▸ WRITTEN EXERCISE: Each line below either holds the string "تحویل" or doesn't. Count those that do and give only the number.

▸ ENTRIES SUPPLIED:
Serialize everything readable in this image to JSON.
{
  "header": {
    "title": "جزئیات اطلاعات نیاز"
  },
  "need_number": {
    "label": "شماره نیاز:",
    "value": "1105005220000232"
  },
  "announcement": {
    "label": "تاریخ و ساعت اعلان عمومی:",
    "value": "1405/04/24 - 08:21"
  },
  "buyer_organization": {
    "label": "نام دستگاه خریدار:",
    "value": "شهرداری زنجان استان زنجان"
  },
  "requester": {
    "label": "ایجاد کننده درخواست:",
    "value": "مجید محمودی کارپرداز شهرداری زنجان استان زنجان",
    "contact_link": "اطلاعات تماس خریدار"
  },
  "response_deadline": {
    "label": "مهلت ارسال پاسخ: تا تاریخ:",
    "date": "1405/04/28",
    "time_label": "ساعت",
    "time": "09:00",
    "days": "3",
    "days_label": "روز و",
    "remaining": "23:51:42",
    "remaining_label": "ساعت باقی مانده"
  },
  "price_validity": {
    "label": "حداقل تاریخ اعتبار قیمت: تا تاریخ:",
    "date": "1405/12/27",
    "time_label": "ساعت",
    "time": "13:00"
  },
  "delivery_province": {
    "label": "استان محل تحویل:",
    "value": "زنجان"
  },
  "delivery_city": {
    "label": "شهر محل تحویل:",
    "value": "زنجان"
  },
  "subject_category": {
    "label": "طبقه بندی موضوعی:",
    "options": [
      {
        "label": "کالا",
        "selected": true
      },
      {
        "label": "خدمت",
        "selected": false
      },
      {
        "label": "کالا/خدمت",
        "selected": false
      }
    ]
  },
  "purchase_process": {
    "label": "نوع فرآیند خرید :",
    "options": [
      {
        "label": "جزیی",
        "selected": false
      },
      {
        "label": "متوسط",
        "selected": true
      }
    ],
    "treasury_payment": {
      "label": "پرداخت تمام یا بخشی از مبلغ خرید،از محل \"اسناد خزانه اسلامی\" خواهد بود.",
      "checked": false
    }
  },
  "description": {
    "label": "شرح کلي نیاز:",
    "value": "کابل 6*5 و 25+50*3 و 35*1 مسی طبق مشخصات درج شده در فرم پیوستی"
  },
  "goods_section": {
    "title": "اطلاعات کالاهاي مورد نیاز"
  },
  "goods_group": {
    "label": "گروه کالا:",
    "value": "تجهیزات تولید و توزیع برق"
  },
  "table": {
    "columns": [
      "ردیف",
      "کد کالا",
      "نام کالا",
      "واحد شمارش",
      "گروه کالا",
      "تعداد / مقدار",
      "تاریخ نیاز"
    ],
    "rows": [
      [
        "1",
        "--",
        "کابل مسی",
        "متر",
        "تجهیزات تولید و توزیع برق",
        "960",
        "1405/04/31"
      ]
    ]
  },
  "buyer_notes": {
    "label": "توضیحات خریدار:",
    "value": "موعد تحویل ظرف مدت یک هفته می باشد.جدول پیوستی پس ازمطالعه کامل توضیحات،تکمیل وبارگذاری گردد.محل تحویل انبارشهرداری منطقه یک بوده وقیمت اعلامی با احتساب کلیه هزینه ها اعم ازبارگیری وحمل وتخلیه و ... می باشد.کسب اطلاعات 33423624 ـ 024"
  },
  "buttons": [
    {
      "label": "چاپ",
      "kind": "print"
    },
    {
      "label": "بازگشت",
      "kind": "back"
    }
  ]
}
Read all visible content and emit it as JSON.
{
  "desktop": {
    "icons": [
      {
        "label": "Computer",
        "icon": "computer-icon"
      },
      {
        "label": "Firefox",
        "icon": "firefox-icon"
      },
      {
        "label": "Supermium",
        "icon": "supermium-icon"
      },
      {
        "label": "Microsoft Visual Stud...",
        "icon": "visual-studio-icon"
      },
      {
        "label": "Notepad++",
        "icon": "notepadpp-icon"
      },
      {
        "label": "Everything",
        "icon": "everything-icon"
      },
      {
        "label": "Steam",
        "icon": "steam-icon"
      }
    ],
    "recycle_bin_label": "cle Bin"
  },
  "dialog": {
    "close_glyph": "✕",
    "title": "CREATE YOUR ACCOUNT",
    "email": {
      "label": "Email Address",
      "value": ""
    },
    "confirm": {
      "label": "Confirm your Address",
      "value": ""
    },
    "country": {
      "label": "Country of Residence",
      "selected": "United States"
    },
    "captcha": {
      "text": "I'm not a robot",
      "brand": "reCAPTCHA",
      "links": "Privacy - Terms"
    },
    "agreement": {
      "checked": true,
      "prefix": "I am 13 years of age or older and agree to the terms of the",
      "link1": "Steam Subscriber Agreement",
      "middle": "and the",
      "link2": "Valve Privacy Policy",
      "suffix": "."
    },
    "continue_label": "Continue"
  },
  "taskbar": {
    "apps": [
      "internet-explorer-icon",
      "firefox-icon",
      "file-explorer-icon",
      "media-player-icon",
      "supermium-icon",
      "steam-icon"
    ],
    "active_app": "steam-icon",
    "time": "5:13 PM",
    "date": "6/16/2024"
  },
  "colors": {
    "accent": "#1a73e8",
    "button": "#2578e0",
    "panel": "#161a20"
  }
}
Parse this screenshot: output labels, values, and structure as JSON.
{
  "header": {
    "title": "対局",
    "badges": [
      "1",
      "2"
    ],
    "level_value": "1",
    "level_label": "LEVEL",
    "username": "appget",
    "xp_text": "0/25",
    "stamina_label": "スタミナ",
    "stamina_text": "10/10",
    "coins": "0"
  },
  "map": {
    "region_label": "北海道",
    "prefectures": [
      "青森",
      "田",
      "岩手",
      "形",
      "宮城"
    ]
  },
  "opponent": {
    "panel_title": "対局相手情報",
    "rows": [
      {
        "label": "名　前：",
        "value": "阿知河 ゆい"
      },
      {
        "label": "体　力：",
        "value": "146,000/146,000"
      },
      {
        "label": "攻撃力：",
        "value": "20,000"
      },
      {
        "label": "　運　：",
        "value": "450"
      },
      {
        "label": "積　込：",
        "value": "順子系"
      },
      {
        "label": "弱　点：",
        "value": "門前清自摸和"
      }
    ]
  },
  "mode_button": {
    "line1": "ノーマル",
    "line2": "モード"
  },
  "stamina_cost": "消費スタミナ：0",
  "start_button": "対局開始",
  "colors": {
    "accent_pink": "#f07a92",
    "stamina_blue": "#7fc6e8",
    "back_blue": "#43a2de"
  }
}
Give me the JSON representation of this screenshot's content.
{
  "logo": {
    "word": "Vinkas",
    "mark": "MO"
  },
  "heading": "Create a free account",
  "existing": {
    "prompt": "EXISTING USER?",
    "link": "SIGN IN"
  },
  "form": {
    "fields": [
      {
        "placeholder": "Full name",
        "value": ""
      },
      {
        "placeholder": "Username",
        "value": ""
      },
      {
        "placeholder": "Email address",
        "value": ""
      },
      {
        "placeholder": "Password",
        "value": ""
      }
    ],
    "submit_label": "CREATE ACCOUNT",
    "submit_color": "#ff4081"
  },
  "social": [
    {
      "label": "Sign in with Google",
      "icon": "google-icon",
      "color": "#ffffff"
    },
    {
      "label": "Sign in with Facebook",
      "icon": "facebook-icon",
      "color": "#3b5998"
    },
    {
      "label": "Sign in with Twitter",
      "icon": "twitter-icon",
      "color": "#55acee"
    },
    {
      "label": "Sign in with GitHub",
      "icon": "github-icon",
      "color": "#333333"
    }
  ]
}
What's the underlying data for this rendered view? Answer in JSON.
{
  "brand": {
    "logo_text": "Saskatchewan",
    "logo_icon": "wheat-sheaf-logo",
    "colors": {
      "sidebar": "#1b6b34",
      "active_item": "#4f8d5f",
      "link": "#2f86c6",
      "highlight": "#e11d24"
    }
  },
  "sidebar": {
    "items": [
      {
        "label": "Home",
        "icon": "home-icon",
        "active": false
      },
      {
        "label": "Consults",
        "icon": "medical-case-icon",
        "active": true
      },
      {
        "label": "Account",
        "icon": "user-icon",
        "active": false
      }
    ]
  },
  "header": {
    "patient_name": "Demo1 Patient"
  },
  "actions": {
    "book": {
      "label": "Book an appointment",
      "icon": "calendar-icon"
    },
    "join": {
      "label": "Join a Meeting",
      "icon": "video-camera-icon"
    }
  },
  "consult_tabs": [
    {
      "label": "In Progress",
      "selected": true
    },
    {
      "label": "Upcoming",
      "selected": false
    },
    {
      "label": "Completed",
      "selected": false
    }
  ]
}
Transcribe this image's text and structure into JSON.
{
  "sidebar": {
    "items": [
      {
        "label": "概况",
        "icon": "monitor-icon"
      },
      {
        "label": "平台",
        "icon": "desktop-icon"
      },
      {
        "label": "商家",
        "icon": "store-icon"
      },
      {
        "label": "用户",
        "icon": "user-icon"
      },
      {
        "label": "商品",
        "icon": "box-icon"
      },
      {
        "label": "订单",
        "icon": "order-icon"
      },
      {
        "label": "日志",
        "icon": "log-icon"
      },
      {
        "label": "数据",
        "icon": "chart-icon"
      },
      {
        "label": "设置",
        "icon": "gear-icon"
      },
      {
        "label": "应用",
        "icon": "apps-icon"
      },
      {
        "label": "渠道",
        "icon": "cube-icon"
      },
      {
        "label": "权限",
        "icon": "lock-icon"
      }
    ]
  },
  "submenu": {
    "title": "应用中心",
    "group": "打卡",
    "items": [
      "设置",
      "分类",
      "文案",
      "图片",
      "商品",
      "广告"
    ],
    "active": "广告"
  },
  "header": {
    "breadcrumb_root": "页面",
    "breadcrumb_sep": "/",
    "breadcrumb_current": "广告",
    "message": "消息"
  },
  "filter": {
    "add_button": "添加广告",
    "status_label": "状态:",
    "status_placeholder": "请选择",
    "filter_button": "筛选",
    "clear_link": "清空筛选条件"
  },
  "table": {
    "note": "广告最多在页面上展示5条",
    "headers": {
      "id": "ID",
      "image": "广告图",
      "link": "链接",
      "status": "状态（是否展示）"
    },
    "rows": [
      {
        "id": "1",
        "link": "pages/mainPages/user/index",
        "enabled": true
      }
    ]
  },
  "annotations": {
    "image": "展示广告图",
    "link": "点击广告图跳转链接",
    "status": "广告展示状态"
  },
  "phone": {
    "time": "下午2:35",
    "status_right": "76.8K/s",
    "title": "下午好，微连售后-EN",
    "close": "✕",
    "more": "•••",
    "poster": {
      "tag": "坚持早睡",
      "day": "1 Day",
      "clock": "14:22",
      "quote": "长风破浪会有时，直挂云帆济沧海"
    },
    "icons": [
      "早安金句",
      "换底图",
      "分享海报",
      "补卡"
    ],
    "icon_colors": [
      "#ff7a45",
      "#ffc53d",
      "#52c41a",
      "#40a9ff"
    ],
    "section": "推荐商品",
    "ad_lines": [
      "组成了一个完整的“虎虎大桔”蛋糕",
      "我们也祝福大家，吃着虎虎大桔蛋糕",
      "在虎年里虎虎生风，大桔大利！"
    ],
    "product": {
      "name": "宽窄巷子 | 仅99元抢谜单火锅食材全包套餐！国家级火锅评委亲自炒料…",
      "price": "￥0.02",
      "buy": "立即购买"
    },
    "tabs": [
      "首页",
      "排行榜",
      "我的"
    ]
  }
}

▸ ANSWER TO THIS TASK: 3